▶ Exercise description
Give all the lines below again, exactly, with no pictures.

[Records]
--------------------
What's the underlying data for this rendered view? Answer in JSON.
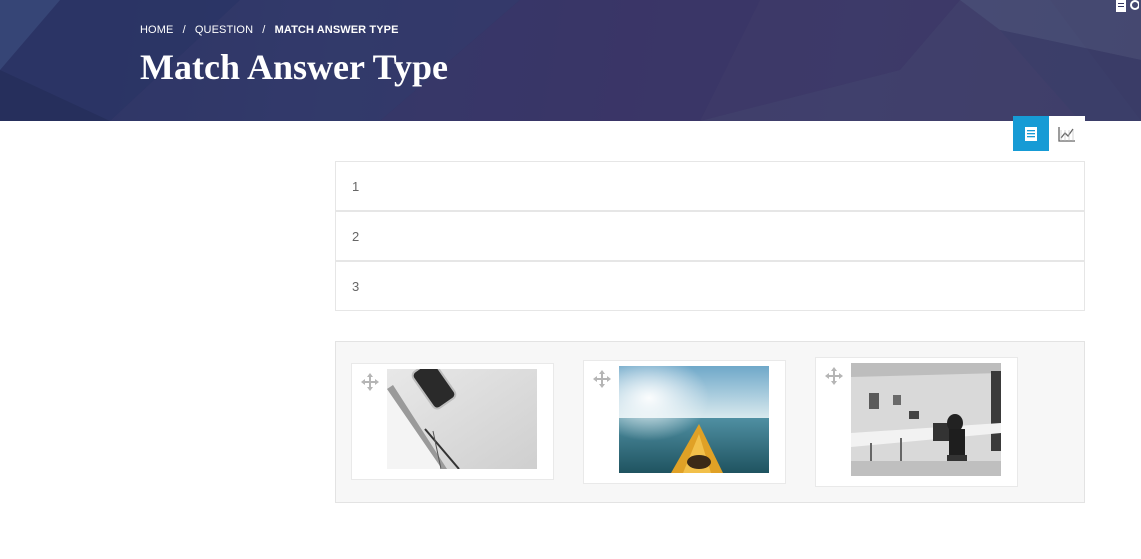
{
  "breadcrumb": {
    "home": "HOME",
    "question": "QUESTION",
    "current": "MATCH ANSWER TYPE",
    "separator": "/"
  },
  "page_title": "Match Answer Type",
  "view_toggle": {
    "icons": [
      "document-icon",
      "chart-icon"
    ],
    "active": "document-icon",
    "active_color": "#169bd5"
  },
  "answer_slots": [
    "1",
    "2",
    "3"
  ],
  "options": [
    {
      "image": "phone-and-notebook-photo"
    },
    {
      "image": "kayak-on-lake-photo"
    },
    {
      "image": "office-workspace-photo"
    }
  ],
  "colors": {
    "banner": "#333663",
    "accent": "#169bd5"
  }
}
--------------------
▶ Written solution
What's the underlying data for this rendered view? Answer in JSON.
{
  "breadcrumb": {
    "home": "HOME",
    "question": "QUESTION",
    "current": "MATCH ANSWER TYPE",
    "separator": "/"
  },
  "page_title": "Match Answer Type",
  "view_toggle": {
    "icons": [
      "document-icon",
      "chart-icon"
    ],
    "active": "document-icon",
    "active_color": "#169bd5"
  },
  "answer_slots": [
    "1",
    "2",
    "3"
  ],
  "options": [
    {
      "image": "phone-and-notebook-photo"
    },
    {
      "image": "kayak-on-lake-photo"
    },
    {
      "image": "office-workspace-photo"
    }
  ],
  "colors": {
    "banner": "#333663",
    "accent": "#169bd5"
  }
}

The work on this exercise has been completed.